• [Source data]:

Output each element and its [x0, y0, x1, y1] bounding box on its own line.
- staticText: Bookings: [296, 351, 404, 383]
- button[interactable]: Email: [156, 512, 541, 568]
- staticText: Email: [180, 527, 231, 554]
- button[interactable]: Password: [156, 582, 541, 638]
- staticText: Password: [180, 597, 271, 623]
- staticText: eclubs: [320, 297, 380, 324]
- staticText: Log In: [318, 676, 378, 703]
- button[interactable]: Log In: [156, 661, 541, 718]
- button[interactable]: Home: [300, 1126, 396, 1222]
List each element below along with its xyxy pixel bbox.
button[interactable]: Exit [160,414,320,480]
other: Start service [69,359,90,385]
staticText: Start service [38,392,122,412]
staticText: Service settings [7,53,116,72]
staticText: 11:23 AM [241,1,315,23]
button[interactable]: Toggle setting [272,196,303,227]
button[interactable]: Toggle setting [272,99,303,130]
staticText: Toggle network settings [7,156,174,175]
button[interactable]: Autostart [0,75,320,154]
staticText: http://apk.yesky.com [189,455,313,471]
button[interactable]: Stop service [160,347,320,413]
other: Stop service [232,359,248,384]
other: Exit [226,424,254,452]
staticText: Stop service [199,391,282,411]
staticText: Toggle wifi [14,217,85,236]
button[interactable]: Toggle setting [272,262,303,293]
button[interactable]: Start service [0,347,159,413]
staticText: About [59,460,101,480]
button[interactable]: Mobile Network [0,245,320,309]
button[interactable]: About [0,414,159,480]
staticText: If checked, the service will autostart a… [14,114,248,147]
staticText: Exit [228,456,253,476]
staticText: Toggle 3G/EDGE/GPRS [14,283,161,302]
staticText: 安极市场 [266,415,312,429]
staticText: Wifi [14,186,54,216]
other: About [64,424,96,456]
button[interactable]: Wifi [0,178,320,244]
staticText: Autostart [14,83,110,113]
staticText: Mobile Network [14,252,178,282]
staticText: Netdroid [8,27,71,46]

• [Description of the task]: Rewrite every line of the records above as one numbered list, leaving out any blank lines.

• [Solution to this exercise]:
1. Output each element and its [x0, y0, x1, y1] bounding box on its own line.
2. - staticText: Bookings: [296, 351, 404, 383]
3. - button[interactable]: Email: [156, 512, 541, 568]
4. - staticText: Email: [180, 527, 231, 554]
5. - button[interactable]: Password: [156, 582, 541, 638]
6. - staticText: Password: [180, 597, 271, 623]
7. - staticText: eclubs: [320, 297, 380, 324]
8. - staticText: Log In: [318, 676, 378, 703]
9. - button[interactable]: Log In: [156, 661, 541, 718]
10. - button[interactable]: Home: [300, 1126, 396, 1222]
11. List each element below along with its xyxy pixel bbox.
12. button[interactable]: Exit [160,414,320,480]
13. other: Start service [69,359,90,385]
14. staticText: Start service [38,392,122,412]
15. staticText: Service settings [7,53,116,72]
16. staticText: 11:23 AM [241,1,315,23]
17. button[interactable]: Toggle setting [272,196,303,227]
18. button[interactable]: Toggle setting [272,99,303,130]
19. staticText: Toggle network settings [7,156,174,175]
20. button[interactable]: Autostart [0,75,320,154]
21. staticText: http://apk.yesky.com [189,455,313,471]
22. button[interactable]: Stop service [160,347,320,413]
23. other: Stop service [232,359,248,384]
24. other: Exit [226,424,254,452]
25. staticText: Stop service [199,391,282,411]
26. staticText: Toggle wifi [14,217,85,236]
27. button[interactable]: Toggle setting [272,262,303,293]
28. button[interactable]: Start service [0,347,159,413]
29. staticText: About [59,460,101,480]
30. button[interactable]: Mobile Network [0,245,320,309]
31. button[interactable]: About [0,414,159,480]
32. staticText: If checked, the service will autostart a… [14,114,248,147]
33. staticText: Exit [228,456,253,476]
34. staticText: Toggle 3G/EDGE/GPRS [14,283,161,302]
35. staticText: 安极市场 [266,415,312,429]
36. staticText: Wifi [14,186,54,216]
37. other: About [64,424,96,456]
38. button[interactable]: Wifi [0,178,320,244]
39. staticText: Autostart [14,83,110,113]
40. staticText: Mobile Network [14,252,178,282]
41. staticText: Netdroid [8,27,71,46]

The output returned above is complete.